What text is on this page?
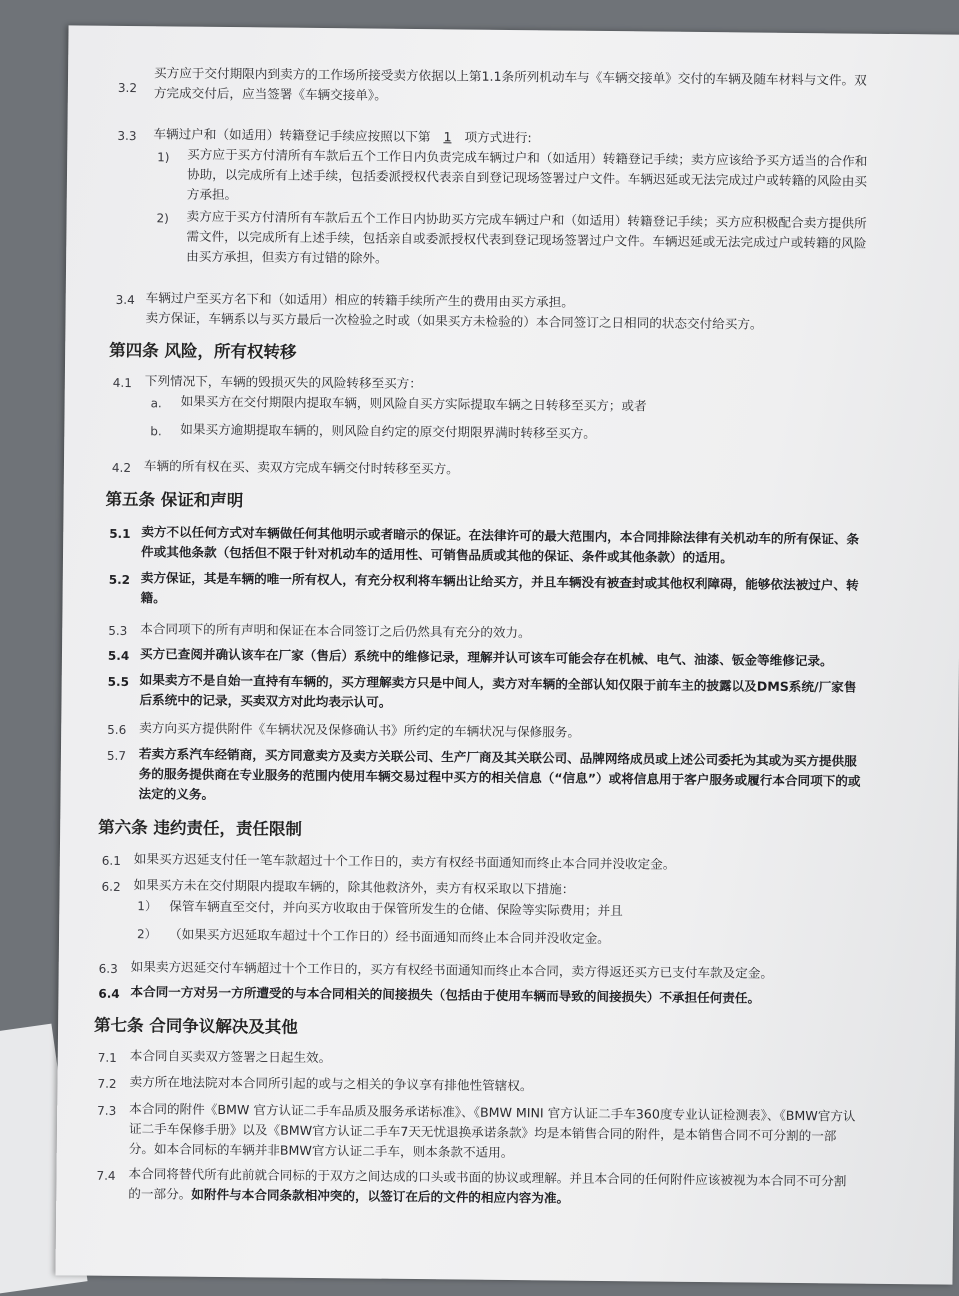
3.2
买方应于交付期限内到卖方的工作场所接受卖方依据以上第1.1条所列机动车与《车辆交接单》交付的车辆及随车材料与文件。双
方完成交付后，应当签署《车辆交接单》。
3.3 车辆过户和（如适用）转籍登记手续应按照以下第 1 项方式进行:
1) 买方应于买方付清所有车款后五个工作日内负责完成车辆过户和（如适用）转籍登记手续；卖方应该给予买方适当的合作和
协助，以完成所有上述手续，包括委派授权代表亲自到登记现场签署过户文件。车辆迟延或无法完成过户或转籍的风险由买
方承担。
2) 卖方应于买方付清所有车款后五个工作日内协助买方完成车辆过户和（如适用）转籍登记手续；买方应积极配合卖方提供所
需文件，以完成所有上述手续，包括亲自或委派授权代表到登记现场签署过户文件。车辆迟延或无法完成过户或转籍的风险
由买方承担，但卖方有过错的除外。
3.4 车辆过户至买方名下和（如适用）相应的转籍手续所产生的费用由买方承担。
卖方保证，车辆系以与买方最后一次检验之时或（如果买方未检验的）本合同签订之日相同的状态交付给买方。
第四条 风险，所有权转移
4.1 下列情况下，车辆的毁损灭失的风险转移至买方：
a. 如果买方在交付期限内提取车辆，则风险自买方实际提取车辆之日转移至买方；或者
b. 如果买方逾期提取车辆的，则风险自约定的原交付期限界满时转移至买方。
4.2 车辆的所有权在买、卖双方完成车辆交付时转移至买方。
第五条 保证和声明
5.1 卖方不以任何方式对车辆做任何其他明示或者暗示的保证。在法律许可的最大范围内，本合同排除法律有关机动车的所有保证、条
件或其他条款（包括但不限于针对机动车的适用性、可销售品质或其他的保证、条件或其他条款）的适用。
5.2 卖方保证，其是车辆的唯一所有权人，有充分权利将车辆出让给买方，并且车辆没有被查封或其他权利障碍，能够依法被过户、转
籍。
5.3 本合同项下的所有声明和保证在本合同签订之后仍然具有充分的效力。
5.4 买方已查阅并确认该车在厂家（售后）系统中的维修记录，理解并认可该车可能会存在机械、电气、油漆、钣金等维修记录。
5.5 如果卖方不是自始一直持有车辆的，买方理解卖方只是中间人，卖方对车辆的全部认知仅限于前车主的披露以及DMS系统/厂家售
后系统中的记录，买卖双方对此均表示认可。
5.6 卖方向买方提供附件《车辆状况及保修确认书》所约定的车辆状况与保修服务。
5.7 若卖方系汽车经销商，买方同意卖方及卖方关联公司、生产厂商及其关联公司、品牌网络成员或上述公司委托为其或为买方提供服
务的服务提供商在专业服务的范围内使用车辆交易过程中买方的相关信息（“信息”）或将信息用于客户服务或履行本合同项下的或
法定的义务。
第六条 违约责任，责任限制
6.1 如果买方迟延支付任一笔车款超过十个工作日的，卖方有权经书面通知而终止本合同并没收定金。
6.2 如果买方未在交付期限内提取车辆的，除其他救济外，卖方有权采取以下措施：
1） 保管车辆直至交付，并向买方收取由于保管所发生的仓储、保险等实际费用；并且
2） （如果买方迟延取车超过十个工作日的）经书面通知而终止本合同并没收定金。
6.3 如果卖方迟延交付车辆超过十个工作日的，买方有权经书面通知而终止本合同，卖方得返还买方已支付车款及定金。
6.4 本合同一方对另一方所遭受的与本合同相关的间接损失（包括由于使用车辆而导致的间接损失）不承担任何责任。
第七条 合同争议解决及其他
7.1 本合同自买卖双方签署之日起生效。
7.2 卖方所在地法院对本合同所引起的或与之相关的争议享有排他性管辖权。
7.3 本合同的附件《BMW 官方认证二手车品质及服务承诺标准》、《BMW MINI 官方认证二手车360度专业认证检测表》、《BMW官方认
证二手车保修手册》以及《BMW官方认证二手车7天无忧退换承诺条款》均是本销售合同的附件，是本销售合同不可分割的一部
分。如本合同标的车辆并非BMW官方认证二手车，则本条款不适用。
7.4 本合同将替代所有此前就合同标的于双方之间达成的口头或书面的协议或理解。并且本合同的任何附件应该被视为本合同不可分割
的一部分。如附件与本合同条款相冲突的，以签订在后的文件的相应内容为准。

..........

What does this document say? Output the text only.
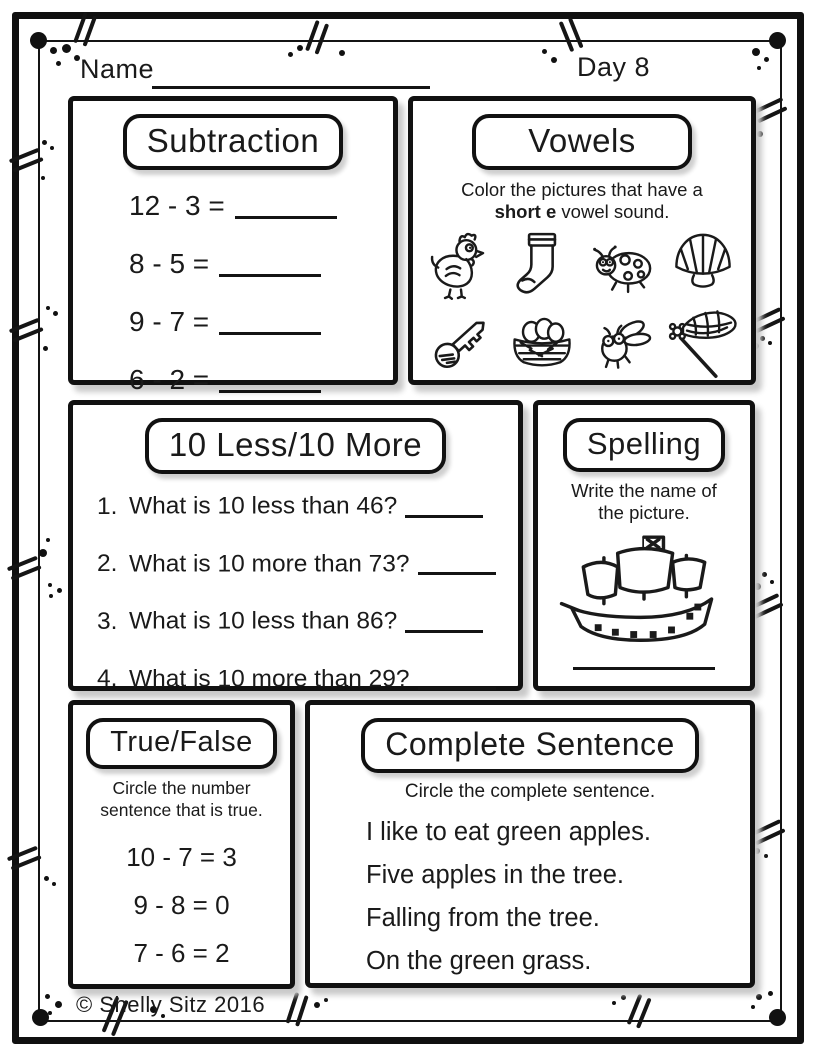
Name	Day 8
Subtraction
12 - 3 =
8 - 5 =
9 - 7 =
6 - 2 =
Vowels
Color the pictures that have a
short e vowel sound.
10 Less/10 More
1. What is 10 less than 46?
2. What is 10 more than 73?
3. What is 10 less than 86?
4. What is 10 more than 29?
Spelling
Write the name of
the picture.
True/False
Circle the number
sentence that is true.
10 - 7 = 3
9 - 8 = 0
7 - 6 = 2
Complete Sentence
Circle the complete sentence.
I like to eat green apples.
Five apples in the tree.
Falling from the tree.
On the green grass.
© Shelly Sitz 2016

..........

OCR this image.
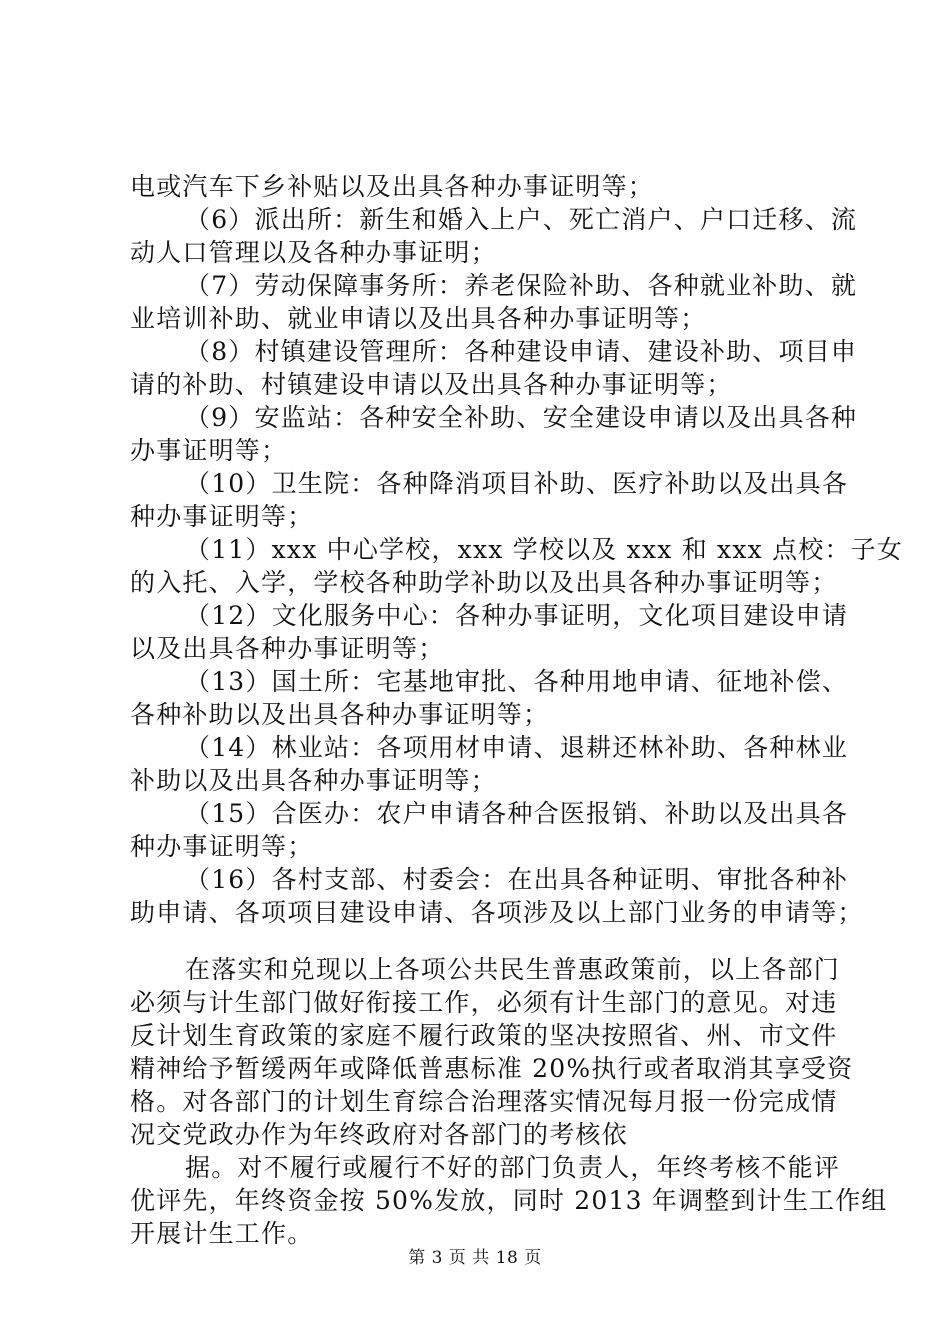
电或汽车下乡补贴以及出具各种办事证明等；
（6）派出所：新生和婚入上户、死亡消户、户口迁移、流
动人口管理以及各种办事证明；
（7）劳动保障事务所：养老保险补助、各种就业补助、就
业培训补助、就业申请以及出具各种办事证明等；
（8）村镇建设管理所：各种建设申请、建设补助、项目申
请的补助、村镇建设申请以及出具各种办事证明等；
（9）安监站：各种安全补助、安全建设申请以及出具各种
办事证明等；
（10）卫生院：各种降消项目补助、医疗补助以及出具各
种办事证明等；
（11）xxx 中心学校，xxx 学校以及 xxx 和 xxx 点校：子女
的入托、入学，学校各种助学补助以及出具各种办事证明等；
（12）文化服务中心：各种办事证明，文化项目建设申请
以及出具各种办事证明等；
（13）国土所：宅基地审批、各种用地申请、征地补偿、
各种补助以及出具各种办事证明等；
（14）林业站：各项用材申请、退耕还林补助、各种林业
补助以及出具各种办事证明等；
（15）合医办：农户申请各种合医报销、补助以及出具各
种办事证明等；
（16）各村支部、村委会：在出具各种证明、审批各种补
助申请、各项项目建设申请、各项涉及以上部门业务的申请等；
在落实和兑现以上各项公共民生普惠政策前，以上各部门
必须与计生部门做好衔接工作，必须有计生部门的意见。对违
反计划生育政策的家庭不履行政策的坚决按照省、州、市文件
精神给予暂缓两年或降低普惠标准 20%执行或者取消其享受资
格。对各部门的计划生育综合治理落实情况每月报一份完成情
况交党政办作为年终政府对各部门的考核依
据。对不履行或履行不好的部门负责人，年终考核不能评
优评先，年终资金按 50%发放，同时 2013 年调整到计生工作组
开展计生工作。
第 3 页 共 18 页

..........

Check each line above for the word "tree" and copy the ones that have it.

Five apples in the tree.
Falling from the tree.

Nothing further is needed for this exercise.